## WHAT YOU WILL DO:
Using the records provided below, locate and copy each line that contains the word "stiffness".

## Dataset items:
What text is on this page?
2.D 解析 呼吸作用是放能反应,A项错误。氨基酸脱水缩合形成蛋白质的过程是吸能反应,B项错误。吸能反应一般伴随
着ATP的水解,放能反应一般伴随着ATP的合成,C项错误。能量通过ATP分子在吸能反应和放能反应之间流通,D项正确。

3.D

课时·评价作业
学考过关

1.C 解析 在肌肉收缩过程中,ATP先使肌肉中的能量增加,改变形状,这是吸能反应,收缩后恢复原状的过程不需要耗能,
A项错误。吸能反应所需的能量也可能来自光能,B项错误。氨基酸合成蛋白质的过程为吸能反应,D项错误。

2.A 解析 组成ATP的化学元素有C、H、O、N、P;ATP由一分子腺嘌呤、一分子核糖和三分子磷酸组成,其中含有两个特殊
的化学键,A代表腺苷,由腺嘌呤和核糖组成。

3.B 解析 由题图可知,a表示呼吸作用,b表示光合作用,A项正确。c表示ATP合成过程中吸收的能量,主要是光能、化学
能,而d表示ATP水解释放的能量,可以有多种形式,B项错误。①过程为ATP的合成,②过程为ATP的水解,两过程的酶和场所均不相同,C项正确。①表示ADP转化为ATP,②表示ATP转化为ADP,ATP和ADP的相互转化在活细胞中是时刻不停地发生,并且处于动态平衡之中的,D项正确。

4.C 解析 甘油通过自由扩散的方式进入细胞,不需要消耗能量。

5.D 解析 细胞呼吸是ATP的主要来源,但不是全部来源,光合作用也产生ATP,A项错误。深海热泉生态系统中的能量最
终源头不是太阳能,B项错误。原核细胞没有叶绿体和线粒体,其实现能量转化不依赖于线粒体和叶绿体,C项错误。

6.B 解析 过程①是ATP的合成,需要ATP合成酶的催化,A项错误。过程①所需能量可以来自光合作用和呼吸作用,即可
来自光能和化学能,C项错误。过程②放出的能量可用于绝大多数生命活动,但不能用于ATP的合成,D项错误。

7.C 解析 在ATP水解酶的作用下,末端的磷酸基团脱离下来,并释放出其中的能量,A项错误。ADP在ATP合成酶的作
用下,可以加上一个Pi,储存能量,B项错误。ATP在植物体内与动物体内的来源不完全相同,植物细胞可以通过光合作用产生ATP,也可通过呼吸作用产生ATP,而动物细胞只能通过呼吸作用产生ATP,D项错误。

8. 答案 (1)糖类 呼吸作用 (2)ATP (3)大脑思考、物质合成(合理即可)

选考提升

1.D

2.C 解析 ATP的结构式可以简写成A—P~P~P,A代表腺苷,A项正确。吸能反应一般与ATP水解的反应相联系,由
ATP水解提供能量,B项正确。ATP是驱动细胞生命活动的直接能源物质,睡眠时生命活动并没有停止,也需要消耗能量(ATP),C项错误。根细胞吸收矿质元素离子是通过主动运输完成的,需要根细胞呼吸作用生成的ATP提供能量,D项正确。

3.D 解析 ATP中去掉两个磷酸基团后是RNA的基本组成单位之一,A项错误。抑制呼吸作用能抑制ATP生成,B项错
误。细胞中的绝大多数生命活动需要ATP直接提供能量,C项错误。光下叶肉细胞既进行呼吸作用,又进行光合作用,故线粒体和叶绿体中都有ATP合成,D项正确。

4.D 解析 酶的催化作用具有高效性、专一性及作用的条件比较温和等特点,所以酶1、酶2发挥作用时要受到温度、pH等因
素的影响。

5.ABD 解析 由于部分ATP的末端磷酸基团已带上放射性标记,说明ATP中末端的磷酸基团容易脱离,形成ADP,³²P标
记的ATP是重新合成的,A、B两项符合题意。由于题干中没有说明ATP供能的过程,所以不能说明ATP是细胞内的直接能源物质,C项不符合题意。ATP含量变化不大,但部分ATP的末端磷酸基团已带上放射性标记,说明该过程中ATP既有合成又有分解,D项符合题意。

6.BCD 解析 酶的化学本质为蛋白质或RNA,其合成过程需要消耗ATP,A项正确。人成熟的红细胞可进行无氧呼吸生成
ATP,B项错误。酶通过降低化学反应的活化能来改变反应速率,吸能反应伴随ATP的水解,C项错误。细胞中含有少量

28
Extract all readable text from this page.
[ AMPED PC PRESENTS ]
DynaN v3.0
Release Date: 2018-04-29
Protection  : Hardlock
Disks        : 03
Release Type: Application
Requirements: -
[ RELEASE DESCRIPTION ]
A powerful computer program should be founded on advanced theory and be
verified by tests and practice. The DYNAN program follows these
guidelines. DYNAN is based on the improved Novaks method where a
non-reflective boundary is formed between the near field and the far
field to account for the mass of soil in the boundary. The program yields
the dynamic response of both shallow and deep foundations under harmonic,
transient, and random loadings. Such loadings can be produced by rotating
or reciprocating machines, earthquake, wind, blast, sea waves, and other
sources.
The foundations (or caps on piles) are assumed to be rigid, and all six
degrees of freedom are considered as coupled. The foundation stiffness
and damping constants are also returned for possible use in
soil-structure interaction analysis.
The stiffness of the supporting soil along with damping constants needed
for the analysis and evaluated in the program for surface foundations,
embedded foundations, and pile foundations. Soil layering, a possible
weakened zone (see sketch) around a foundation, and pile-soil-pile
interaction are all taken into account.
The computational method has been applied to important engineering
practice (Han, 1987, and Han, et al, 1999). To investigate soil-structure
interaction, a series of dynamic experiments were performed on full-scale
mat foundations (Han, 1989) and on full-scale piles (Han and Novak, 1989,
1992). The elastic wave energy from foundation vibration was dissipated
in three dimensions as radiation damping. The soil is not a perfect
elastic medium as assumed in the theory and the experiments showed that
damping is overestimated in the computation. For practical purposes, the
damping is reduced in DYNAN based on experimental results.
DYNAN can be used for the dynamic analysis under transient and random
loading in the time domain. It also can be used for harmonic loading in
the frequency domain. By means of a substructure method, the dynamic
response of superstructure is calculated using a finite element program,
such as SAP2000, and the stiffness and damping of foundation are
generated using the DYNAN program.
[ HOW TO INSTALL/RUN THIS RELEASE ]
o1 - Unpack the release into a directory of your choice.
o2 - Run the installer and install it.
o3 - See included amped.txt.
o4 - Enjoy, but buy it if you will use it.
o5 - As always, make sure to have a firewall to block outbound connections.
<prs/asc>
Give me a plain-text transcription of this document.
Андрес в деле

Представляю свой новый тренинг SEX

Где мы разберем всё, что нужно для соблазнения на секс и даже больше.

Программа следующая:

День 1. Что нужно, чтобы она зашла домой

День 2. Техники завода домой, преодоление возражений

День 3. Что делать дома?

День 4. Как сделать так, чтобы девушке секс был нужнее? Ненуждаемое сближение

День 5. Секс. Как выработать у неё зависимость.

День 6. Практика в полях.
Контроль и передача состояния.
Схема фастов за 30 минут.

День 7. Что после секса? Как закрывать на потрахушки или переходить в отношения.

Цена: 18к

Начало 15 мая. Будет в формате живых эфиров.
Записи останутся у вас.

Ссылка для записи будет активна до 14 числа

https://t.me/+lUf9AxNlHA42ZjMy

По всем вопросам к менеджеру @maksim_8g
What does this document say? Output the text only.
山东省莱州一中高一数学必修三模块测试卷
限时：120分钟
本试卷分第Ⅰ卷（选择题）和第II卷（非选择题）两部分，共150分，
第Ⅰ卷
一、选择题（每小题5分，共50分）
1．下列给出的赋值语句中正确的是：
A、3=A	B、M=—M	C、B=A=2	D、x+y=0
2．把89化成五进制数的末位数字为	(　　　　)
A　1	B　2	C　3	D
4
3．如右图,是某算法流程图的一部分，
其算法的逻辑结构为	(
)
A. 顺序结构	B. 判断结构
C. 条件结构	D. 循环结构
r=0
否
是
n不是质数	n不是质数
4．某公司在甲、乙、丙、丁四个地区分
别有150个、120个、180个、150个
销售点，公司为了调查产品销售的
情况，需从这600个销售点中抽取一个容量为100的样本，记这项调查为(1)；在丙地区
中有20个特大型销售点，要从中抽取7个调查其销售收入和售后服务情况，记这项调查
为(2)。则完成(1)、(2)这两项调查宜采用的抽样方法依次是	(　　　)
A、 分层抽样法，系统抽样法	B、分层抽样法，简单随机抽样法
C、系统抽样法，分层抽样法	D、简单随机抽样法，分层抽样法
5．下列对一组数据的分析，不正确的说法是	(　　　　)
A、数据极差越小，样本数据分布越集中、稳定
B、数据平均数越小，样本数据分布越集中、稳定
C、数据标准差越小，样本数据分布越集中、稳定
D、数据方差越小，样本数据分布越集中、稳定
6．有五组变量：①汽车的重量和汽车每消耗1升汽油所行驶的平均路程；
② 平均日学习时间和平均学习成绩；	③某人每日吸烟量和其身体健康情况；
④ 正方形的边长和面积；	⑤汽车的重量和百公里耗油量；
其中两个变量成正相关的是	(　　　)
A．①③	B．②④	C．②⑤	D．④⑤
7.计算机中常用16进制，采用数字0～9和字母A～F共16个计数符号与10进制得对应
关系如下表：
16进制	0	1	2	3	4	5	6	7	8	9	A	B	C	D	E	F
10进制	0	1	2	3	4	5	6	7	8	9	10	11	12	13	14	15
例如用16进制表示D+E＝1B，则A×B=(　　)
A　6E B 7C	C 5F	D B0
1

## CORRECT ANSWER:
degrees of freedom are considered as coupled. The foundation stiffness
The stiffness of the supporting soil along with damping constants needed
such as SAP2000, and the stiffness and damping of foundation are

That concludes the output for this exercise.